§ GOAL
Copy out every line exactly, passing over the pictures.

§ GIVEN ENTRIES
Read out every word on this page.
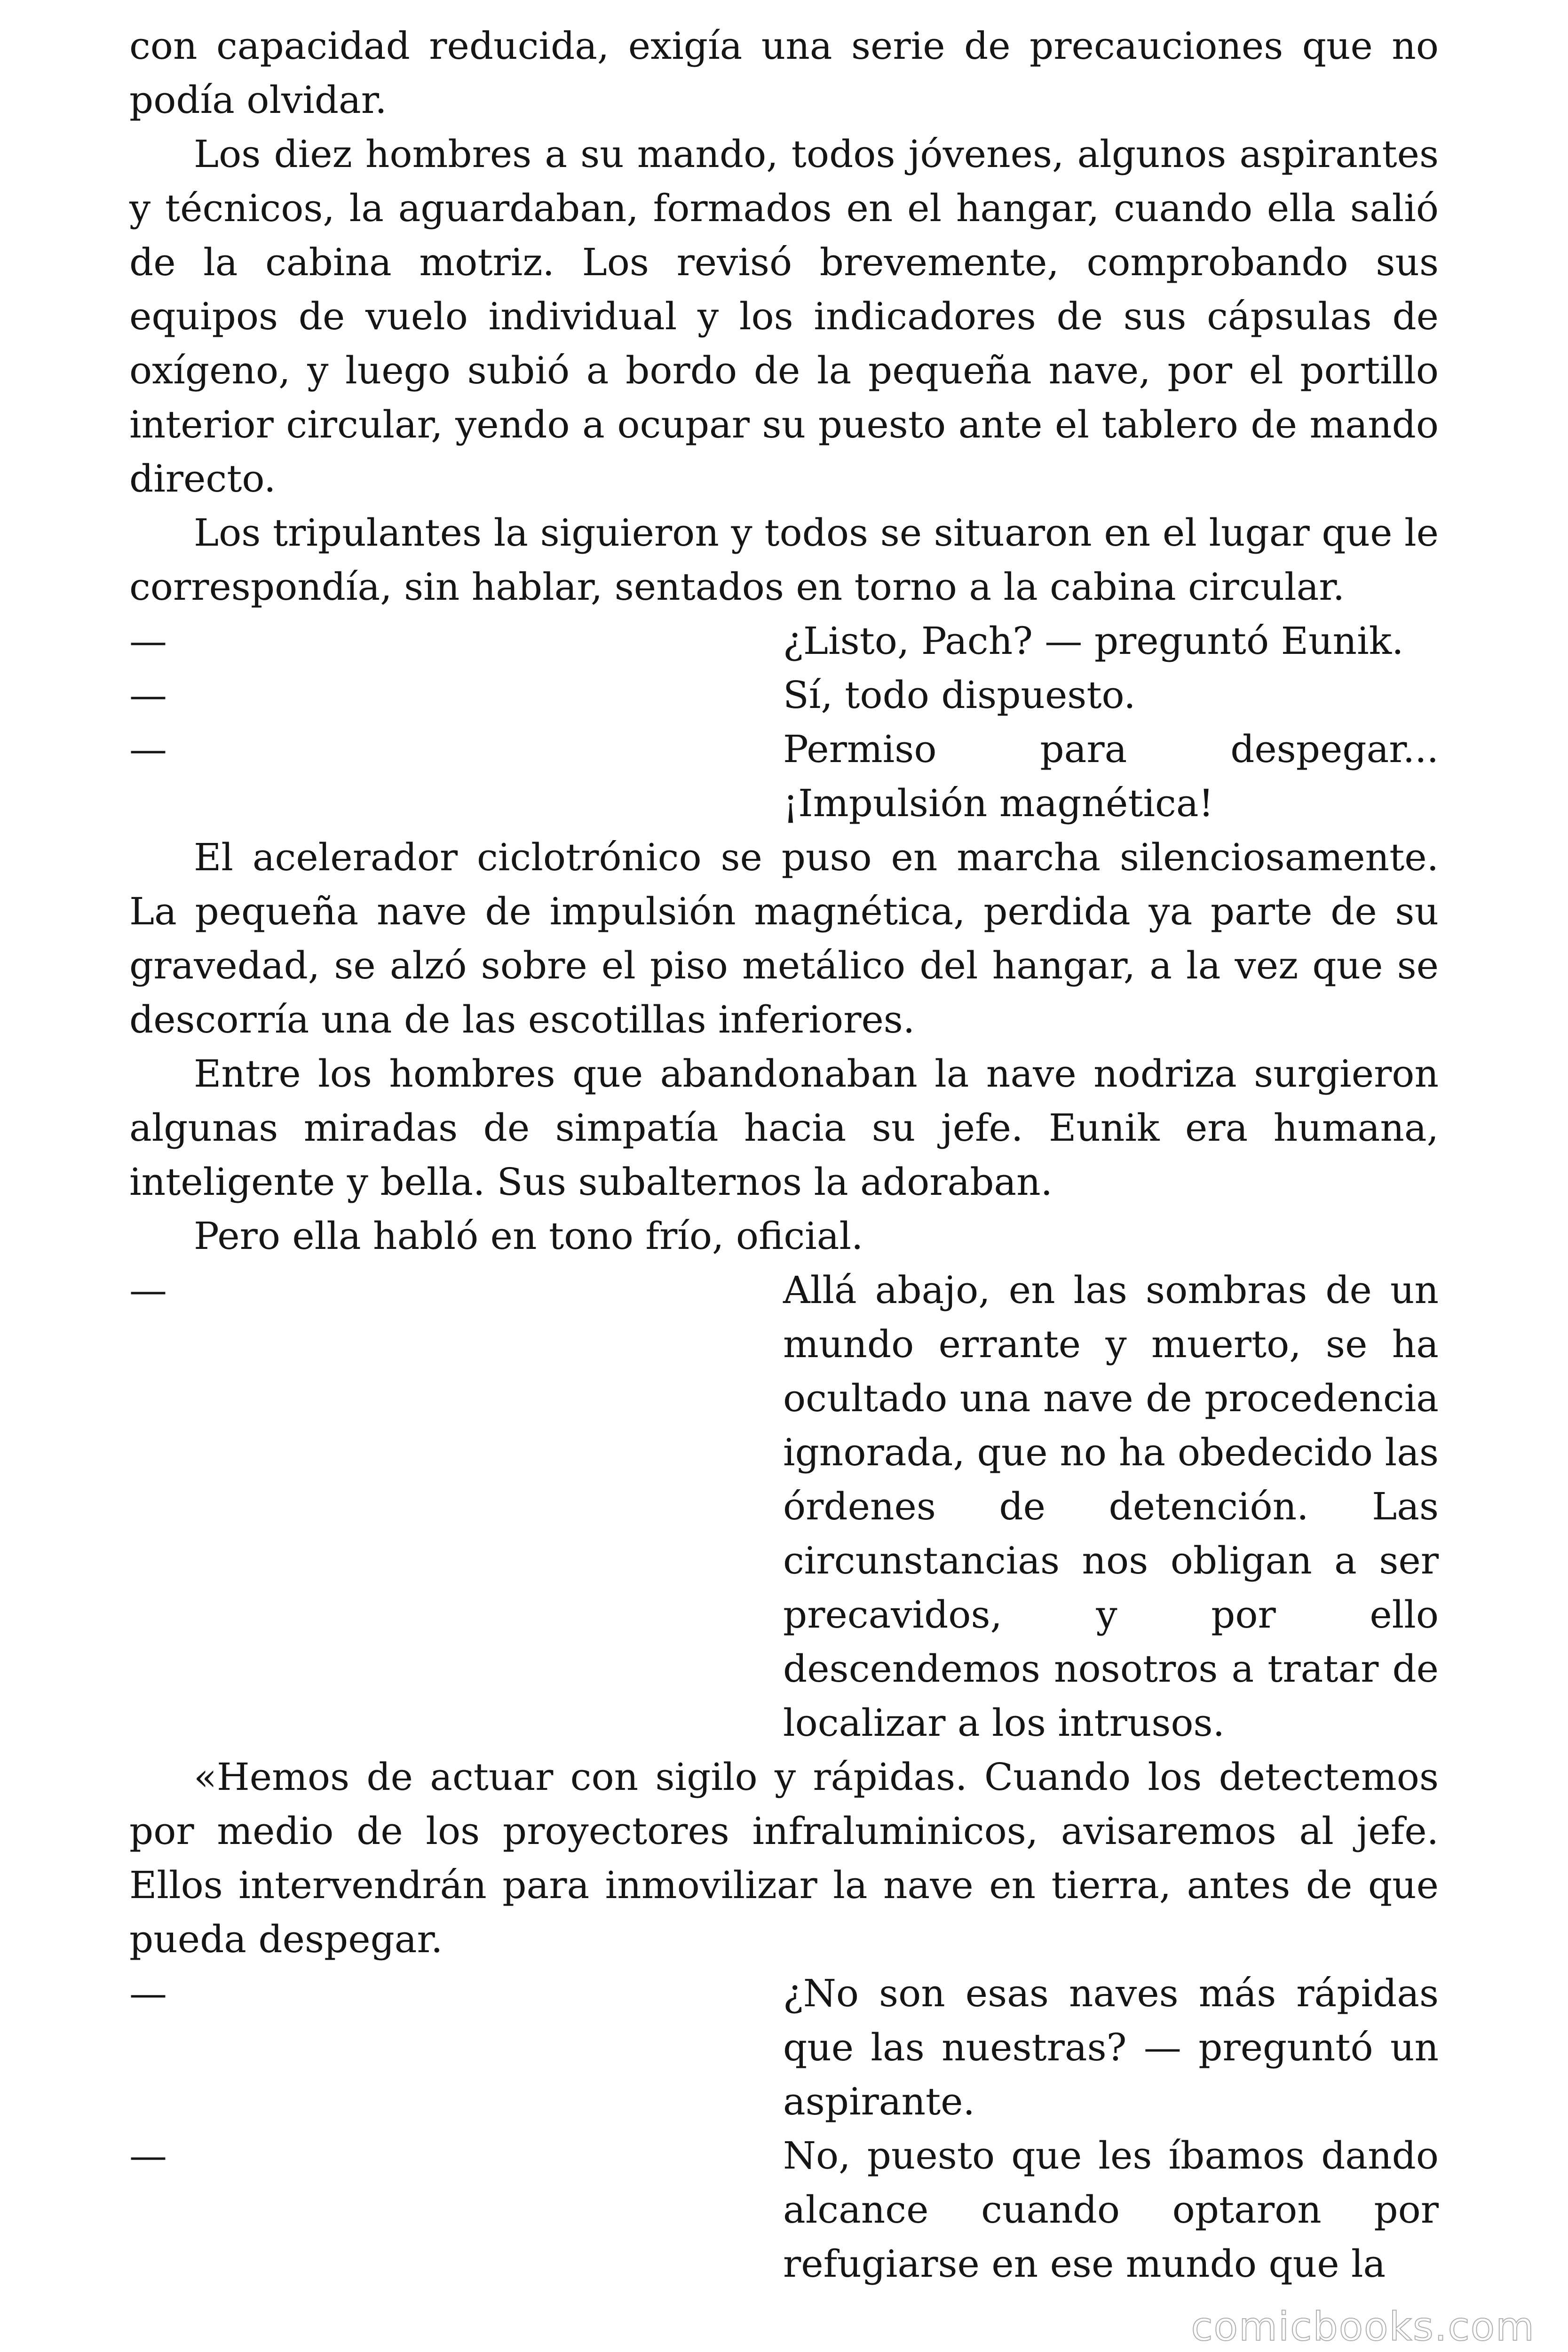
con capacidad reducida, exigía una serie de precauciones que no podía olvidar.

Los diez hombres a su mando, todos jóvenes, algunos aspirantes y técnicos, la aguardaban, formados en el hangar, cuando ella salió de la cabina motriz. Los revisó brevemente, comprobando sus equipos de vuelo individual y los indicadores de sus cápsulas de oxígeno, y luego subió a bordo de la pequeña nave, por el portillo interior circular, yendo a ocupar su puesto ante el tablero de mando directo.

Los tripulantes la siguieron y todos se situaron en el lugar que le correspondía, sin hablar, sentados en torno a la cabina circular.

—	¿Listo, Pach? — preguntó Eunik.
—	Sí, todo dispuesto.
—	Permiso para despegar... ¡Impulsión magnética!

El acelerador ciclotrónico se puso en marcha silenciosamente. La pequeña nave de impulsión magnética, perdida ya parte de su gravedad, se alzó sobre el piso metálico del hangar, a la vez que se descorría una de las escotillas inferiores.

Entre los hombres que abandonaban la nave nodriza surgieron algunas miradas de simpatía hacia su jefe. Eunik era humana, inteligente y bella. Sus subalternos la adoraban.

Pero ella habló en tono frío, oficial.

—	Allá abajo, en las sombras de un mundo errante y muerto, se ha ocultado una nave de procedencia ignorada, que no ha obedecido las órdenes de detención. Las circunstancias nos obligan a ser precavidos, y por ello descendemos nosotros a tratar de localizar a los intrusos.

«Hemos de actuar con sigilo y rápidas. Cuando los detectemos por medio de los proyectores infraluminicos, avisaremos al jefe. Ellos intervendrán para inmovilizar la nave en tierra, antes de que pueda despegar.

—	¿No son esas naves más rápidas que las nuestras? — preguntó un aspirante.
—	No, puesto que les íbamos dando alcance cuando optaron por refugiarse en ese mundo que la
comicbooks.com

§ OUTPUT FOR THIS EXERCISE
Read out every word on this page.
con capacidad reducida, exigía una serie de precauciones que no podía olvidar.

Los diez hombres a su mando, todos jóvenes, algunos aspirantes y técnicos, la aguardaban, formados en el hangar, cuando ella salió de la cabina motriz. Los revisó brevemente, comprobando sus equipos de vuelo individual y los indicadores de sus cápsulas de oxígeno, y luego subió a bordo de la pequeña nave, por el portillo interior circular, yendo a ocupar su puesto ante el tablero de mando directo.

Los tripulantes la siguieron y todos se situaron en el lugar que le correspondía, sin hablar, sentados en torno a la cabina circular.

—	¿Listo, Pach? — preguntó Eunik.
—	Sí, todo dispuesto.
—	Permiso para despegar... ¡Impulsión magnética!

El acelerador ciclotrónico se puso en marcha silenciosamente. La pequeña nave de impulsión magnética, perdida ya parte de su gravedad, se alzó sobre el piso metálico del hangar, a la vez que se descorría una de las escotillas inferiores.

Entre los hombres que abandonaban la nave nodriza surgieron algunas miradas de simpatía hacia su jefe. Eunik era humana, inteligente y bella. Sus subalternos la adoraban.

Pero ella habló en tono frío, oficial.

—	Allá abajo, en las sombras de un mundo errante y muerto, se ha ocultado una nave de procedencia ignorada, que no ha obedecido las órdenes de detención. Las circunstancias nos obligan a ser precavidos, y por ello descendemos nosotros a tratar de localizar a los intrusos.

«Hemos de actuar con sigilo y rápidas. Cuando los detectemos por medio de los proyectores infraluminicos, avisaremos al jefe. Ellos intervendrán para inmovilizar la nave en tierra, antes de que pueda despegar.

—	¿No son esas naves más rápidas que las nuestras? — preguntó un aspirante.
—	No, puesto que les íbamos dando alcance cuando optaron por refugiarse en ese mundo que la
comicbooks.com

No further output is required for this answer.